◆ **Exercise requirements**:
Output all the material that follows, exactly as given.

Stored data:
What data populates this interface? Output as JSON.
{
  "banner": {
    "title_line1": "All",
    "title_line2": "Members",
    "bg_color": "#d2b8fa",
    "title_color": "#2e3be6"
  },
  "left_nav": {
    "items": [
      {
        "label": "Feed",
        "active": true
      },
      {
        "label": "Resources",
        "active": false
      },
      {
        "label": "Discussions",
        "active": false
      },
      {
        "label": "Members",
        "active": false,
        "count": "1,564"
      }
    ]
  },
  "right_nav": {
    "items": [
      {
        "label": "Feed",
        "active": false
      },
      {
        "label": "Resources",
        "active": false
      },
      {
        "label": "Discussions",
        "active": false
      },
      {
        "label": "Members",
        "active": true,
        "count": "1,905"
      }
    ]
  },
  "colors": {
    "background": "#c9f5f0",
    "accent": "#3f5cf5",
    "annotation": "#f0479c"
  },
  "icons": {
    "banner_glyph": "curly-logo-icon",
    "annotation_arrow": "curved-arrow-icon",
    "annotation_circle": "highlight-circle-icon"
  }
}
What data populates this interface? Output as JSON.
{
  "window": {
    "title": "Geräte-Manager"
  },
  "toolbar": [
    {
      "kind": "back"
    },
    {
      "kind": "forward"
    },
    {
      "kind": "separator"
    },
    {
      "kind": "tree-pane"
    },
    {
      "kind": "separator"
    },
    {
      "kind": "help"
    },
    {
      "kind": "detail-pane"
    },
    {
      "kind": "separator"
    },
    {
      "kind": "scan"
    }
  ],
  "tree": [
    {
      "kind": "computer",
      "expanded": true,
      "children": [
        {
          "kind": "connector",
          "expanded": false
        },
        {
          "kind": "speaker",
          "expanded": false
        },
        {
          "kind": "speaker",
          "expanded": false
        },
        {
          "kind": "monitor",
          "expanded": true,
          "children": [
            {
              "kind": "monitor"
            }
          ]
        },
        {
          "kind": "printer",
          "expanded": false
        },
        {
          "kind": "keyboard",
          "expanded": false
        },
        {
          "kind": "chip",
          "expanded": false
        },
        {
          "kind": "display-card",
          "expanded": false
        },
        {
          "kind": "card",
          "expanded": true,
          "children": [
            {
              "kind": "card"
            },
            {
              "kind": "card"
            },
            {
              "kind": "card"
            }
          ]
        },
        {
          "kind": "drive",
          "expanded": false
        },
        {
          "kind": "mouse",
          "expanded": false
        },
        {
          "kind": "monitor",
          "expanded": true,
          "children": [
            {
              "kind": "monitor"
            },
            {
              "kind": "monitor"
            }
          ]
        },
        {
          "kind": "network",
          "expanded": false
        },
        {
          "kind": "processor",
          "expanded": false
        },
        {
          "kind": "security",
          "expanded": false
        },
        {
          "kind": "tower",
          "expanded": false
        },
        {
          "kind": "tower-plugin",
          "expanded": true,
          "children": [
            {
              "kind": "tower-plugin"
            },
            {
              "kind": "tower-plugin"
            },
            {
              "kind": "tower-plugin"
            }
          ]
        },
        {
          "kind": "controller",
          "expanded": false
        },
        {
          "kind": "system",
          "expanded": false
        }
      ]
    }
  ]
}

◆ **Correct result**:
What data populates this interface? Output as JSON.
{
  "banner": {
    "title_line1": "All",
    "title_line2": "Members",
    "bg_color": "#d2b8fa",
    "title_color": "#2e3be6"
  },
  "left_nav": {
    "items": [
      {
        "label": "Feed",
        "active": true
      },
      {
        "label": "Resources",
        "active": false
      },
      {
        "label": "Discussions",
        "active": false
      },
      {
        "label": "Members",
        "active": false,
        "count": "1,564"
      }
    ]
  },
  "right_nav": {
    "items": [
      {
        "label": "Feed",
        "active": false
      },
      {
        "label": "Resources",
        "active": false
      },
      {
        "label": "Discussions",
        "active": false
      },
      {
        "label": "Members",
        "active": true,
        "count": "1,905"
      }
    ]
  },
  "colors": {
    "background": "#c9f5f0",
    "accent": "#3f5cf5",
    "annotation": "#f0479c"
  },
  "icons": {
    "banner_glyph": "curly-logo-icon",
    "annotation_arrow": "curved-arrow-icon",
    "annotation_circle": "highlight-circle-icon"
  }
}
What data populates this interface? Output as JSON.
{
  "window": {
    "title": "Geräte-Manager"
  },
  "toolbar": [
    {
      "kind": "back"
    },
    {
      "kind": "forward"
    },
    {
      "kind": "separator"
    },
    {
      "kind": "tree-pane"
    },
    {
      "kind": "separator"
    },
    {
      "kind": "help"
    },
    {
      "kind": "detail-pane"
    },
    {
      "kind": "separator"
    },
    {
      "kind": "scan"
    }
  ],
  "tree": [
    {
      "kind": "computer",
      "expanded": true,
      "children": [
        {
          "kind": "connector",
          "expanded": false
        },
        {
          "kind": "speaker",
          "expanded": false
        },
        {
          "kind": "speaker",
          "expanded": false
        },
        {
          "kind": "monitor",
          "expanded": true,
          "children": [
            {
              "kind": "monitor"
            }
          ]
        },
        {
          "kind": "printer",
          "expanded": false
        },
        {
          "kind": "keyboard",
          "expanded": false
        },
        {
          "kind": "chip",
          "expanded": false
        },
        {
          "kind": "display-card",
          "expanded": false
        },
        {
          "kind": "card",
          "expanded": true,
          "children": [
            {
              "kind": "card"
            },
            {
              "kind": "card"
            },
            {
              "kind": "card"
            }
          ]
        },
        {
          "kind": "drive",
          "expanded": false
        },
        {
          "kind": "mouse",
          "expanded": false
        },
        {
          "kind": "monitor",
          "expanded": true,
          "children": [
            {
              "kind": "monitor"
            },
            {
              "kind": "monitor"
            }
          ]
        },
        {
          "kind": "network",
          "expanded": false
        },
        {
          "kind": "processor",
          "expanded": false
        },
        {
          "kind": "security",
          "expanded": false
        },
        {
          "kind": "tower",
          "expanded": false
        },
        {
          "kind": "tower-plugin",
          "expanded": true,
          "children": [
            {
              "kind": "tower-plugin"
            },
            {
              "kind": "tower-plugin"
            },
            {
              "kind": "tower-plugin"
            }
          ]
        },
        {
          "kind": "controller",
          "expanded": false
        },
        {
          "kind": "system",
          "expanded": false
        }
      ]
    }
  ]
}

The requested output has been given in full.